====== Source records ======

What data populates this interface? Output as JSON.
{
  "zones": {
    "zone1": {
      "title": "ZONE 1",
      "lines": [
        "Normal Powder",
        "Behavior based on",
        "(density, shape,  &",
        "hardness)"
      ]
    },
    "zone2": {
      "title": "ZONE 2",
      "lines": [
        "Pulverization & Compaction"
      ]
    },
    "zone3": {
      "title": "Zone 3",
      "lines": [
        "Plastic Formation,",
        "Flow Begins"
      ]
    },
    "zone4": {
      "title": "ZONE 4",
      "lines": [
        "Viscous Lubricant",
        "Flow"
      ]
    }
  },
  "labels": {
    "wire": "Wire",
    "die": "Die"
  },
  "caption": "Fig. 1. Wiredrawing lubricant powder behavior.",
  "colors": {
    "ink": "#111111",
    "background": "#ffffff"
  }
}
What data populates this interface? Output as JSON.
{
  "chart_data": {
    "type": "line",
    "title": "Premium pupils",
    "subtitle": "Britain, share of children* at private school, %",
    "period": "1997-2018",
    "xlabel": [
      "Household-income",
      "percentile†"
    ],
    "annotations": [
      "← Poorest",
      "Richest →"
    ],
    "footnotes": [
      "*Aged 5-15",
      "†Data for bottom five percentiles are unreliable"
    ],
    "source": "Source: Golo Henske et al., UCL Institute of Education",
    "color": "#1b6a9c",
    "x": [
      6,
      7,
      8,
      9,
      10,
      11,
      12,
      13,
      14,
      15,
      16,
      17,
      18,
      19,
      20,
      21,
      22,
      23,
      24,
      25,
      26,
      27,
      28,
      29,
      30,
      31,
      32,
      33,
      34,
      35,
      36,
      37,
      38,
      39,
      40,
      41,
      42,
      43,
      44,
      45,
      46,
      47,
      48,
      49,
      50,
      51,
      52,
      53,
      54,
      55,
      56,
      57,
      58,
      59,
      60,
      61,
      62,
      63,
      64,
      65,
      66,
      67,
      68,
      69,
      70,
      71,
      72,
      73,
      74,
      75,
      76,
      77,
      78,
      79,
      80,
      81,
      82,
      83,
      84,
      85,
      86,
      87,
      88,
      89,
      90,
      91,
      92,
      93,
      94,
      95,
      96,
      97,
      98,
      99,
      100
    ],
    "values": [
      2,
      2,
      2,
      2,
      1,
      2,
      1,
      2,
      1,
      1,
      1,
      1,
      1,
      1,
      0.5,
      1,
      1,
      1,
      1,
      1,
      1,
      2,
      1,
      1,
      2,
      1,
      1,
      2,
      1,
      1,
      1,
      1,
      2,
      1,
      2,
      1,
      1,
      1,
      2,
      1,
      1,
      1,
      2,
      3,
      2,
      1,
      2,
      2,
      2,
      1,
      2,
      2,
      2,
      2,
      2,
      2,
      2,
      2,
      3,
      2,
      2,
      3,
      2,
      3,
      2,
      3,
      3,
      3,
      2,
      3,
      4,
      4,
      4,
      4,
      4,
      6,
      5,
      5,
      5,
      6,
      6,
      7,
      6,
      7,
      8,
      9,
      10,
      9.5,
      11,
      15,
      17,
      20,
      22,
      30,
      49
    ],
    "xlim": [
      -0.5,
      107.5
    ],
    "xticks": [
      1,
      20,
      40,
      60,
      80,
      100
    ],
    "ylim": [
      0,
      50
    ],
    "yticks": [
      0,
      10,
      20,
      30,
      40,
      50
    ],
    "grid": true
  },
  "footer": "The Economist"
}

======

◆ **Task brief**: Please restate the whole listing word for word.

◆ **Answer in full**:
What data populates this interface? Output as JSON.
{
  "zones": {
    "zone1": {
      "title": "ZONE 1",
      "lines": [
        "Normal Powder",
        "Behavior based on",
        "(density, shape,  &",
        "hardness)"
      ]
    },
    "zone2": {
      "title": "ZONE 2",
      "lines": [
        "Pulverization & Compaction"
      ]
    },
    "zone3": {
      "title": "Zone 3",
      "lines": [
        "Plastic Formation,",
        "Flow Begins"
      ]
    },
    "zone4": {
      "title": "ZONE 4",
      "lines": [
        "Viscous Lubricant",
        "Flow"
      ]
    }
  },
  "labels": {
    "wire": "Wire",
    "die": "Die"
  },
  "caption": "Fig. 1. Wiredrawing lubricant powder behavior.",
  "colors": {
    "ink": "#111111",
    "background": "#ffffff"
  }
}
What data populates this interface? Output as JSON.
{
  "chart_data": {
    "type": "line",
    "title": "Premium pupils",
    "subtitle": "Britain, share of children* at private school, %",
    "period": "1997-2018",
    "xlabel": [
      "Household-income",
      "percentile†"
    ],
    "annotations": [
      "← Poorest",
      "Richest →"
    ],
    "footnotes": [
      "*Aged 5-15",
      "†Data for bottom five percentiles are unreliable"
    ],
    "source": "Source: Golo Henske et al., UCL Institute of Education",
    "color": "#1b6a9c",
    "x": [
      6,
      7,
      8,
      9,
      10,
      11,
      12,
      13,
      14,
      15,
      16,
      17,
      18,
      19,
      20,
      21,
      22,
      23,
      24,
      25,
      26,
      27,
      28,
      29,
      30,
      31,
      32,
      33,
      34,
      35,
      36,
      37,
      38,
      39,
      40,
      41,
      42,
      43,
      44,
      45,
      46,
      47,
      48,
      49,
      50,
      51,
      52,
      53,
      54,
      55,
      56,
      57,
      58,
      59,
      60,
      61,
      62,
      63,
      64,
      65,
      66,
      67,
      68,
      69,
      70,
      71,
      72,
      73,
      74,
      75,
      76,
      77,
      78,
      79,
      80,
      81,
      82,
      83,
      84,
      85,
      86,
      87,
      88,
      89,
      90,
      91,
      92,
      93,
      94,
      95,
      96,
      97,
      98,
      99,
      100
    ],
    "values": [
      2,
      2,
      2,
      2,
      1,
      2,
      1,
      2,
      1,
      1,
      1,
      1,
      1,
      1,
      0.5,
      1,
      1,
      1,
      1,
      1,
      1,
      2,
      1,
      1,
      2,
      1,
      1,
      2,
      1,
      1,
      1,
      1,
      2,
      1,
      2,
      1,
      1,
      1,
      2,
      1,
      1,
      1,
      2,
      3,
      2,
      1,
      2,
      2,
      2,
      1,
      2,
      2,
      2,
      2,
      2,
      2,
      2,
      2,
      3,
      2,
      2,
      3,
      2,
      3,
      2,
      3,
      3,
      3,
      2,
      3,
      4,
      4,
      4,
      4,
      4,
      6,
      5,
      5,
      5,
      6,
      6,
      7,
      6,
      7,
      8,
      9,
      10,
      9.5,
      11,
      15,
      17,
      20,
      22,
      30,
      49
    ],
    "xlim": [
      -0.5,
      107.5
    ],
    "xticks": [
      1,
      20,
      40,
      60,
      80,
      100
    ],
    "ylim": [
      0,
      50
    ],
    "yticks": [
      0,
      10,
      20,
      30,
      40,
      50
    ],
    "grid": true
  },
  "footer": "The Economist"
}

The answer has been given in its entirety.